Source document –
________

Category Archives: Blog

Leonardo da Vinci and Ferguson, Missouri


Reading about the United States Justice Department investigation of Ferguson, Missouri has me thinking about what happened to Leonardo da Vinci when he was a young man.

The Justice Department investigation has decided that, after the botched investigation, the evidence was too contradictory to support a criminal prosecution of the Ferguson, Missouri officer who shot Michael Brown.  Instead, they are going after the City of Ferguson, for the way its criminal justice system operated.  DOJ is saying, among other things, that the criminal justice system in Ferguson became a money–making device, which violates due process of law.

Leonardo was a victim of a money–making criminal justice system: the Florentine “Office of the Night.”  The Night Office spearheaded a witch hunt for homosexuals that reached  its zenith around the time Leonardo was anonymously accused of homosexuality and publically arrested, then released for lack of evidence.  The anonymous accusation against Leonardo, three other men and a seventeen year old with no known connections simply labelled them as homosexuals, without explaining how “anonymous” could have known about the intimate lives of all five.  Under modern legal standards Leonardo could not have been arrested, much less jailed indefinitely based on such an accusation.  But that is precisely what happened.

________

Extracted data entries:
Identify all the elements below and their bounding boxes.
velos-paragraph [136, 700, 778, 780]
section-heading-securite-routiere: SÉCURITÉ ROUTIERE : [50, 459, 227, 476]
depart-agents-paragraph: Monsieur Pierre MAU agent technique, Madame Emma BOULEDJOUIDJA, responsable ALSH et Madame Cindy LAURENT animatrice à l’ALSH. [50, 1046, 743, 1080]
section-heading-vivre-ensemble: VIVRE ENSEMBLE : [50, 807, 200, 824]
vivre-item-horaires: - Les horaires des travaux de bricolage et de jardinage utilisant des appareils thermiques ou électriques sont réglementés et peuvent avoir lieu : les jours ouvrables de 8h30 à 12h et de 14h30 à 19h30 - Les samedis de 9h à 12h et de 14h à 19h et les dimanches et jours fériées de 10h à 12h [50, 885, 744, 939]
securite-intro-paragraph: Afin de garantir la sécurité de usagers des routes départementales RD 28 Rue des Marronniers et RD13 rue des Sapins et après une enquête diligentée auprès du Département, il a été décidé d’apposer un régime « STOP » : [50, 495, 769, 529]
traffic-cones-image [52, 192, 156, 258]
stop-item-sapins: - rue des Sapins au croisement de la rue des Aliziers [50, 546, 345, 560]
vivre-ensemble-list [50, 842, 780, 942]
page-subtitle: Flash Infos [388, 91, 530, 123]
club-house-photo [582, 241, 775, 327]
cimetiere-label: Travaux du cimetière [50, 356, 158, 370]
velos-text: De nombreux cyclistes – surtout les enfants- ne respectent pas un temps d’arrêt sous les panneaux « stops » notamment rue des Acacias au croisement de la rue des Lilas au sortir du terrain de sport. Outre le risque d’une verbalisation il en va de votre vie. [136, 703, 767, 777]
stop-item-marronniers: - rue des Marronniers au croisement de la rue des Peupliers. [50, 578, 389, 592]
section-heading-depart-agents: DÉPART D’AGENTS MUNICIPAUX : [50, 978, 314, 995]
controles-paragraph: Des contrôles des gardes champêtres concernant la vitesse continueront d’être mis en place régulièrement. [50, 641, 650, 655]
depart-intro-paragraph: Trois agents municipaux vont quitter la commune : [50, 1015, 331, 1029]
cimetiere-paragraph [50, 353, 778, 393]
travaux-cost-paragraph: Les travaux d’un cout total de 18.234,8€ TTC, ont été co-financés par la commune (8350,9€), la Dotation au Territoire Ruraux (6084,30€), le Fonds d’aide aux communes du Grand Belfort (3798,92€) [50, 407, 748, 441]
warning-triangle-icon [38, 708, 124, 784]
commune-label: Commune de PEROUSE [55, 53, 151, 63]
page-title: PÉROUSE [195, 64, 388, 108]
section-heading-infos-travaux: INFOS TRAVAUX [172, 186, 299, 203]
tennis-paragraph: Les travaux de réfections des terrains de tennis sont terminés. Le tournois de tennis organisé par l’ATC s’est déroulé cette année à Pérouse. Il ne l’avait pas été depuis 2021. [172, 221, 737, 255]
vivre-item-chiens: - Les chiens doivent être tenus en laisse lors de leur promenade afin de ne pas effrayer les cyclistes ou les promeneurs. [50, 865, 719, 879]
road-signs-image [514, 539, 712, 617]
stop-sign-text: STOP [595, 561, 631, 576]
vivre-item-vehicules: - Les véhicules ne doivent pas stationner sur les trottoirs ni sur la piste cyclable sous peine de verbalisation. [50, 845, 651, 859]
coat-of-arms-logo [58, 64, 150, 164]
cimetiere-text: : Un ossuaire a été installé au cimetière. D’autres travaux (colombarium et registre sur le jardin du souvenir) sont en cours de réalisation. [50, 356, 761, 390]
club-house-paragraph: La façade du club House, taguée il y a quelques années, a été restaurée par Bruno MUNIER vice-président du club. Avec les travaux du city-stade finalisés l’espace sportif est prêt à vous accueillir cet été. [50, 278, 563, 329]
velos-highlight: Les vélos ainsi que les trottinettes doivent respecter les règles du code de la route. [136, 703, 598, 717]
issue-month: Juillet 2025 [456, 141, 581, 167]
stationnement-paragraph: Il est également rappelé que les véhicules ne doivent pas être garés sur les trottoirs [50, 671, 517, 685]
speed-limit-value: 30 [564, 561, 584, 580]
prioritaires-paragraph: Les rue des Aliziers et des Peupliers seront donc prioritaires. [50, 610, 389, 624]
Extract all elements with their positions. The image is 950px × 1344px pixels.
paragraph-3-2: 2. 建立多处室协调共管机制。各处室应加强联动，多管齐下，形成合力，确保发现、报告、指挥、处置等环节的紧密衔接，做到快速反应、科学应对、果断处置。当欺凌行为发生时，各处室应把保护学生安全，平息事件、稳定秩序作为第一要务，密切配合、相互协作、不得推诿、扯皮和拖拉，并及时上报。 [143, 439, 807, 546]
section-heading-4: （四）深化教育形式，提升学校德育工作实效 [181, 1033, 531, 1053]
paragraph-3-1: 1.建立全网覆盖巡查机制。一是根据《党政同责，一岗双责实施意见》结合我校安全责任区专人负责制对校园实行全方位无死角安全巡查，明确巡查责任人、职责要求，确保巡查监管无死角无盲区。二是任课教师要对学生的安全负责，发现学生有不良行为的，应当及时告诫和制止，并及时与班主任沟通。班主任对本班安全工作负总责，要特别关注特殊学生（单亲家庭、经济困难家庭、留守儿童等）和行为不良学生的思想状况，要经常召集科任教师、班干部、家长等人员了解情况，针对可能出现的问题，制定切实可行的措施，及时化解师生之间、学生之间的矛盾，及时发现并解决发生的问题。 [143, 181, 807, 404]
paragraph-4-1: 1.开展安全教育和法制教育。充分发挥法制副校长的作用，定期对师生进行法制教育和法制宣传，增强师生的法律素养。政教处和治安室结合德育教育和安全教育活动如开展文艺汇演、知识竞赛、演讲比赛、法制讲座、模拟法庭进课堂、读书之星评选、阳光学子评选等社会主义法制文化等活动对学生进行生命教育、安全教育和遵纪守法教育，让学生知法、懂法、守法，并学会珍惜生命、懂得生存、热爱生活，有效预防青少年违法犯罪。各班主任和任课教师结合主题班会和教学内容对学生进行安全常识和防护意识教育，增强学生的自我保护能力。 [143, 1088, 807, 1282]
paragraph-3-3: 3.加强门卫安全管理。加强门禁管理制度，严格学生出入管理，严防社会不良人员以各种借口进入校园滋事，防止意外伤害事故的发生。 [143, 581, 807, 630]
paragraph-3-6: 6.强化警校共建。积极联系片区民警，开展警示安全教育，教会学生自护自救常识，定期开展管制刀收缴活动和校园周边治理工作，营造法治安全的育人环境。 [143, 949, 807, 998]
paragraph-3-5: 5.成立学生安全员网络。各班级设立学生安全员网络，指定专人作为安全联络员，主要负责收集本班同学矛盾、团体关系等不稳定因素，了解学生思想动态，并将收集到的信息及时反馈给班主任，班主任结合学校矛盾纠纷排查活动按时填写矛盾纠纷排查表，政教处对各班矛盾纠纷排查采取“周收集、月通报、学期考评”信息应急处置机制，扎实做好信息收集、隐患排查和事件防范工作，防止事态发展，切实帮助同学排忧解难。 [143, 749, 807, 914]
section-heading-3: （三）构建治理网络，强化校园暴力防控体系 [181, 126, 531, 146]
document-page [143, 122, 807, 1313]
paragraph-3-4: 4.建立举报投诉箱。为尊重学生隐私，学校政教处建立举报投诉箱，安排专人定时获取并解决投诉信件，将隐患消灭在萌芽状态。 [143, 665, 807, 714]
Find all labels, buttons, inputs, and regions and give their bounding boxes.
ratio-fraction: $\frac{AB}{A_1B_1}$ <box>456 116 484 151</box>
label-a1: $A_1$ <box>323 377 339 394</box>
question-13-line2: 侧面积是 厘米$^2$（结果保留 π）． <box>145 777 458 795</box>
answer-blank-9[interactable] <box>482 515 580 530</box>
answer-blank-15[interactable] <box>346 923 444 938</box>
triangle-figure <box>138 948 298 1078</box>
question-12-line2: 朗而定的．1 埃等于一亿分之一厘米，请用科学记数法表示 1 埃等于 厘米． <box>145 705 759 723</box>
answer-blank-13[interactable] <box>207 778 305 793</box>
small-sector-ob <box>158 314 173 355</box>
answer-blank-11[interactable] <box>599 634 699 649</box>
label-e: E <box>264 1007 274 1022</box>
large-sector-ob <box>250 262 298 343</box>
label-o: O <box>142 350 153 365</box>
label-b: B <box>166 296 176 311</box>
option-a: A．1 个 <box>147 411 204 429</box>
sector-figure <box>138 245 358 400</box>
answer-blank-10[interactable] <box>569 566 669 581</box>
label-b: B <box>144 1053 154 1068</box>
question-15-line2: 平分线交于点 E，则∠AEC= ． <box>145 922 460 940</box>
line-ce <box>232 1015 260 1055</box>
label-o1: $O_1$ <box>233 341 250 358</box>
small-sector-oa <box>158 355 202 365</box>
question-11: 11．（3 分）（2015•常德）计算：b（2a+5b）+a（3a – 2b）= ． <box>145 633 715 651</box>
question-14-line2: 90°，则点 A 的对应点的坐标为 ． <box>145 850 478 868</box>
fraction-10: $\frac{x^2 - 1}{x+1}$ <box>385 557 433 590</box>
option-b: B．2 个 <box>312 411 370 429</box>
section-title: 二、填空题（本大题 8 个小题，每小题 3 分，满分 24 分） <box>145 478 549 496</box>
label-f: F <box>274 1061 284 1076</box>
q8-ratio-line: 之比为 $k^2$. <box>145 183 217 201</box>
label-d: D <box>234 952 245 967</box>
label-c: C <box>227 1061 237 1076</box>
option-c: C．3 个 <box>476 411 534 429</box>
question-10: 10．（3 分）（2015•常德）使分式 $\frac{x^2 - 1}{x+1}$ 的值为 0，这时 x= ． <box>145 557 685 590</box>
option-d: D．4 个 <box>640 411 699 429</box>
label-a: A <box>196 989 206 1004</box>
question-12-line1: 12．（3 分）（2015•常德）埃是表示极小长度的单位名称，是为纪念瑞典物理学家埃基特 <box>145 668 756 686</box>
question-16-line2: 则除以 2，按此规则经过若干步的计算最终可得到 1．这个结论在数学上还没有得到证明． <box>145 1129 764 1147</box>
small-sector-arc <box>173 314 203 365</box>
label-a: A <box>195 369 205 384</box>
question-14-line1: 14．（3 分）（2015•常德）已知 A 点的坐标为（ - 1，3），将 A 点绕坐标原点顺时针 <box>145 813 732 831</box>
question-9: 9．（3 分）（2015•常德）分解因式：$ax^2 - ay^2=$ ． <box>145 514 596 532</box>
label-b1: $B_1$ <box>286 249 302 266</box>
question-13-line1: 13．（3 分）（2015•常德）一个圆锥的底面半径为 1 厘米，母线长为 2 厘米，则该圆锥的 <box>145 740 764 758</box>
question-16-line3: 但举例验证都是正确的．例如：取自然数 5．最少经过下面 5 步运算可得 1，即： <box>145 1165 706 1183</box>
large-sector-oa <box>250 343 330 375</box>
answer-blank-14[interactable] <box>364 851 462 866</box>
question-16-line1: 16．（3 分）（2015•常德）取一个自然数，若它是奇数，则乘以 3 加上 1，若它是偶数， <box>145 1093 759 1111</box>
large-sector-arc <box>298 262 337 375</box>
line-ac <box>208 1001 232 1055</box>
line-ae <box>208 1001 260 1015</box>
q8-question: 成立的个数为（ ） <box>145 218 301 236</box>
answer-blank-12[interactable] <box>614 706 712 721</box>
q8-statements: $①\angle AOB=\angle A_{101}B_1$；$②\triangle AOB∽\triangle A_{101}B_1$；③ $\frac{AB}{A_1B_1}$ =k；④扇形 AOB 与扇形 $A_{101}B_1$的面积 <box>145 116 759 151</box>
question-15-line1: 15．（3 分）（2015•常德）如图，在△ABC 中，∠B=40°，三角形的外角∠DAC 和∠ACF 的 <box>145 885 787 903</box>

________

Explore the material –
A – In the post on Leonardo da Vinci and Ferguson, which Florentine body is named as the money-making criminal justice system of which Leonardo was a victim?
B – Using the post on Leonardo da Vinci and Ferguson, decide whether each statement agrees with it, answering yes or no and quoting the deciding words: (i) the Justice Department found enough evidence to criminally prosecute the officer who shot Michael Brown; (ii) Leonardo was released for lack of evidence; (iii) the anonymous accusation explained how the accuser knew about the intimate lives of those accused.
C – Continue the post on Leonardo da Vinci and Ferguson, starting after its final sentence, "But that is precisely what happened."

Responses to the exercise –
A – The Florentine “Office of the Night.”

B –
(i) No: "the evidence was too contradictory to support a criminal prosecution of the Ferguson, Missouri officer who shot Michael Brown"
(ii) Yes: "then released for lack of evidence"
(iii) No: "without explaining how “anonymous” could have known about the intimate lives of all five"

C –
During Leonardo’s time, over 50% of males in Florence were formally accused of homosexuality to the Night Office– sixty percent of men who lived to forty years of age.  It specialized in coerced confessions–but it did not get one from Leonardo.  Which is remarkable, once you understand how it worked.

I wrote about this in  Da Vinci Detects  – a murder mystery from Real History Mystery Press that details, as historical background, the abuses of the Night Office, including  the story of Leonardo’s  treatment and how it changed his life and reputation.  In Da Vinci Detects you will also meet other Renaissance greats, like Machiavelli, Michelangelo, Raphael and Botticelli, all of whom were together in Florence at the time, as a matter of historic fact.  Botticelli, in fact, was also anonymously accused to the Night Office.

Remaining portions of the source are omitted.